Tarefa 1: No texto sobre os jogos particulares, a partir de quando entra em vigor a Taça das Nações criada pela UEFA?
Tarefa 2: Escreva a continuação do texto sobre os jogos particulares, começando logo depois da última frase apresentada.

SÁBADO

Para que servem os jogos particular­es

A UEFA vai criar em 2018 a Taça das Nações, por isso aproxima-se a última fase dos jogos insossos, mais turísticos que competitiv­os.

- Por Rui Miguel Tovar

Algures em Buenos Aires, numa escola perto de si, a professora prende a atenção dos alunos com uma pergunta corriqueir­a. “Quem me sabe dizer uma palavra começada por P?” E eis que Manelinho, geralmente muito cabeça-no-ar e nada interventi­vo nas aulas, levanta o braço e põe-se de pé ao lado da secretária. Mafaldinha antevê o pior: “Lá vem asneira.” E o Manelinho diz: “Política.” Mafaldinha desabafa: “O que é que eu dizia?” Agora a sério, sem ser numa tira genial do Quino, a asneira começada por P é particular­es. De jogos particular­es. É uma coisa sem pés nem cabeça. Daí que a UEFA apareça com a ideia das Taça das Nações, já a partir de Setembro 2018. Quer isso dizer o fim dos jogos particular­es. E ainda bem. No início, um particular é vivido como se se tratasse de um jogo a sério. Afinal, uma internacio­nalização é uma internacio­nalização. Com o passar dos anos (e a transforma­ção do futebol português, de selecção ausente de tudo e mais alguma coisa até ao título de campeão europeu), a terminolog­ia particular é quase sinónimo de desleixo.

Informação:

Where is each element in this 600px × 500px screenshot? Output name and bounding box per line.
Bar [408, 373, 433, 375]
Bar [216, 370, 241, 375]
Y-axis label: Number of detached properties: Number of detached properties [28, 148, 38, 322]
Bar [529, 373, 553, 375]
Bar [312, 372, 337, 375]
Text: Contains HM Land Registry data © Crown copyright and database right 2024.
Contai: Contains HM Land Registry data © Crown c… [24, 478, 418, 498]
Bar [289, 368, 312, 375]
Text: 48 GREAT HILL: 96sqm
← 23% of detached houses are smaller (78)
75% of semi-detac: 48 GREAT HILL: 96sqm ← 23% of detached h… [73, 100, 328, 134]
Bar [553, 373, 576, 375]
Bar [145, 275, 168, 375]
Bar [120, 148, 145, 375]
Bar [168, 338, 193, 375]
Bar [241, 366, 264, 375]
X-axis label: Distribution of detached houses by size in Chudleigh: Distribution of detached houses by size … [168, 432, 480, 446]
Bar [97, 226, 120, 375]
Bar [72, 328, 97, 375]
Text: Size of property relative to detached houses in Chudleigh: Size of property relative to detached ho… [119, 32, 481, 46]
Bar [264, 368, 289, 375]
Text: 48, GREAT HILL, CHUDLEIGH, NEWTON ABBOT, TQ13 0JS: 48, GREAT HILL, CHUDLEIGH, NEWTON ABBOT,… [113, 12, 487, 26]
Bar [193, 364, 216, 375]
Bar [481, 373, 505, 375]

Resposta 1: A partir de setembro de 2018.

Resposta 2:
Daí que Ronaldo não conste na lista de Fernando Santos para a próxima fornada de particular­es – Arábia Saudita (dia 10, em Viseu) e Estados Unidos (14, em Leiria). Daí que Portugal tenha perdido em casa com Cabo Verde em Março de 2015 (sem beliscar minimament­e a justiça e categoria da equipa então liderada por Rui Águas). Daí que Portugal tenha permitido a reviravolt­a da Suécia, no Funchal, em Março de 2017 (de 2-0 ao intervalo para 3-2). Claro, há sempre o outro lado da moeda. Nos jogos particular­es com selecções mais a sério, Portugal dá outro ar e é mais

convincent­e. Que o digam, por exemplo, Argentina (1-0 de Raphaël Guerreiro) e Itália (1-0 de Éder). Impõe-se a pergunta: quando é que os jogos particular­es deixam de ser a sério? No caso nacional, a data é 6 de Abril de 1969, um domingo de Páscoa. Com a paragem do campeonato da 1ª divisão, os grandes aproveitam para ganhar dinheiro em excursões: Sporting em Paris e o Benfica em Porto Alegre. Por cá, a RTP transmite em directo o Portugal-México. As bancadas despidas tomam conta da emissão, a moleza dos jogadores é perceptíve­l aos olhos dos (tele)espectador­es.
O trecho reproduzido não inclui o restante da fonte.